begin Provided text
Where does Tucson get its water?

January 20, 2010

Hi all.  As I was riding my bike to school avoiding all the puddles, I was thinking about where the water we drink in Tucson comes from.  If you think about it, we don’t have any flowing rivers (for all of you not from Tucson, we have “washes,” which are dry river beds that flood every so often during a large rain event – image to the right), but when we turn on our taps, water flows out.  So where do we get our water?

Rillito River, Tucson, AZ. Courtesy of http://www.tucsonazrealestateblog.com/tucson-real-estate/.

Historically, Tucson has pumped water from the regional aquifer (sediments below the surface that are saturated with water – like a sponge); while our population was small, this was a renewable source of water via rainfall percolating down to the aquifer.  As Tucson’s population began to rise, with it the need for water, we started to overpump, or mine, our aquifer.  This lead to lowered water tables, higher costs for water, and a bleak outlook for the future of Tucson and its water needs.

In 2001, Tucson began to mix Colorado River water brought down south via the CAP (Central Arizona Project – which is a canal that brings Colorado River water from northern Arizona to southern Arizona).  Mixing the water with groundwater allowed the water utility to recharge some of the aquifer with CAP water.  Adding CAP water to the mix has allowed the water utility to shut down some pumping wells and as a result the water table has risen in some places.  If you’re interested in learning more about what Tucson’s water plan, please follow this link for more information: http://www.ci.tucson.az.us/water/waterplan.htm.

Central Arizona Project (CAP): Brings billions of gallons of Colorado River water to southern Arizona each year.

However, the population of Tucson has continued to increase and we only have access to a set amount of CAP water, 40 billion gallons of water each year to be exact.  We only use about 22 billion gallons per year currently, but with people moving to Tucson for the sun and the golf, we will exceed our allocation of CAP water in the near future. This means that we’ll have a “water problem” again with no clear solution in sight.
end Provided text
begin Recorded information
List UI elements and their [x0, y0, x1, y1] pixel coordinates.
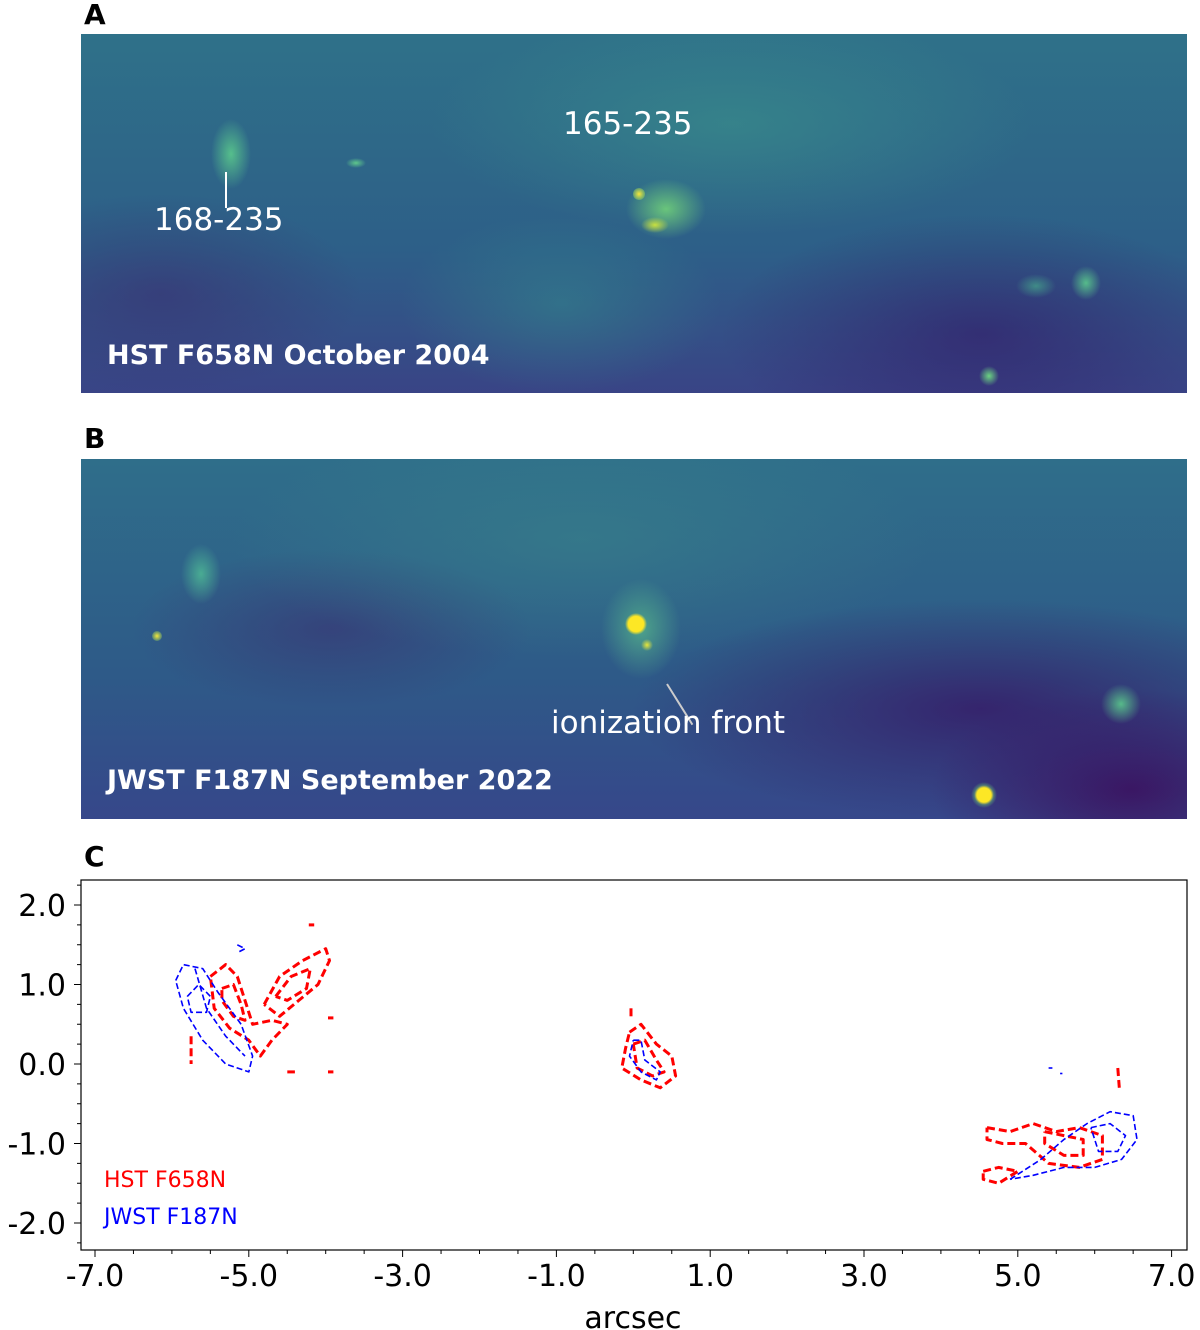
legend-hst: HST F658N: [104, 1168, 226, 1193]
source-right: [1071, 266, 1101, 300]
panel-a-letter: A: [84, 0, 106, 31]
jwst-contour: [1009, 1110, 1138, 1181]
source-165-235-front: [641, 639, 653, 651]
jwst-contour: [1090, 1122, 1127, 1153]
x-tick-label: -5.0: [220, 1259, 279, 1294]
hst-image-panel: 165-235 168-235 HST F658N October 2004: [81, 34, 1187, 393]
source-165-235-star: [633, 188, 645, 200]
source-right-2: [1016, 274, 1056, 298]
x-tick-label: 7.0: [1148, 1259, 1196, 1294]
y-tick-label: -2.0: [7, 1207, 66, 1242]
panel-b-letter: B: [84, 422, 106, 455]
x-tick-label: 5.0: [994, 1259, 1042, 1294]
hst-contour: [981, 1165, 1020, 1185]
y-tick-label: 0.0: [18, 1048, 66, 1083]
hst-contour: [220, 983, 247, 1022]
x-tick-label: 3.0: [840, 1259, 888, 1294]
hst-contour: [274, 967, 312, 1002]
x-axis-label: arcsec: [584, 1301, 681, 1330]
source-165-235-front: [641, 217, 669, 233]
source-168-235: [181, 544, 221, 604]
jwst-contour: [628, 1039, 661, 1081]
jwst-contour: [174, 963, 254, 1073]
jwst-contour: [186, 983, 212, 1014]
hst-contour: [1116, 1067, 1121, 1088]
y-tick-label: 2.0: [18, 889, 66, 924]
star-left: [152, 631, 162, 641]
y-tick-label: -1.0: [7, 1128, 66, 1163]
legend-jwst: JWST F187N: [102, 1205, 238, 1230]
pointer-line: [225, 172, 227, 208]
hst-contour: [262, 947, 331, 1018]
hst-contour: [620, 1022, 678, 1090]
hst-contour: [985, 1122, 1104, 1169]
source-bottom: [979, 366, 999, 386]
plot-frame: [80, 879, 1188, 1251]
label-168-235: 168-235: [154, 202, 284, 238]
hst-contour: [631, 1038, 666, 1078]
y-tick-label: 1.0: [18, 969, 66, 1004]
source-right: [1101, 684, 1141, 724]
hst-contour: [1043, 1130, 1085, 1157]
label-ionization-front: ionization front: [551, 705, 786, 741]
label-165-235: 165-235: [563, 106, 693, 142]
panel-a-caption: HST F658N October 2004: [107, 340, 490, 371]
x-tick-label: -1.0: [527, 1259, 586, 1294]
source-jet: [346, 158, 366, 168]
source-168-235: [211, 119, 251, 189]
jwst-contour: [194, 968, 246, 1057]
jwst-image-panel: ionization front JWST F187N September 20…: [81, 459, 1187, 819]
panel-b-caption: JWST F187N September 2022: [107, 765, 553, 796]
jwst-contour: [236, 944, 246, 954]
hst-contour: [208, 963, 289, 1058]
contour-chart: -7.0 -5.0 -3.0 -1.0 1.0 3.0 5.0 7.0 2.0 1.0 0.0 -1.…: [7, 879, 1196, 1330]
x-tick-label: -3.0: [373, 1259, 432, 1294]
x-tick-label: -7.0: [66, 1259, 125, 1294]
source-165-235-star: [625, 613, 647, 635]
x-tick-label: 1.0: [686, 1259, 734, 1294]
star-bottom: [971, 782, 997, 808]
panel-c-letter: C: [84, 840, 105, 873]
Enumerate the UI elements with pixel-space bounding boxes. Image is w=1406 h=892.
end Recorded information
● Task description: Retype the portion of the Tucson water post from "In 2001, Tucson" up to and including "Arizona each year.", exactly as it appears.

● Answer to the task:
In 2001, Tucson began to mix Colorado River water brought down south via the CAP (Central Arizona Project – which is a canal that brings Colorado River water from northern Arizona to southern Arizona).  Mixing the water with groundwater allowed the water utility to recharge some of the aquifer with CAP water.  Adding CAP water to the mix has allowed the water utility to shut down some pumping wells and as a result the water table has risen in some places.  If you’re interested in learning more about what Tucson’s water plan, please follow this link for more information: http://www.ci.tucson.az.us/water/waterplan.htm.

Central Arizona Project (CAP): Brings billions of gallons of Colorado River water to southern Arizona each year.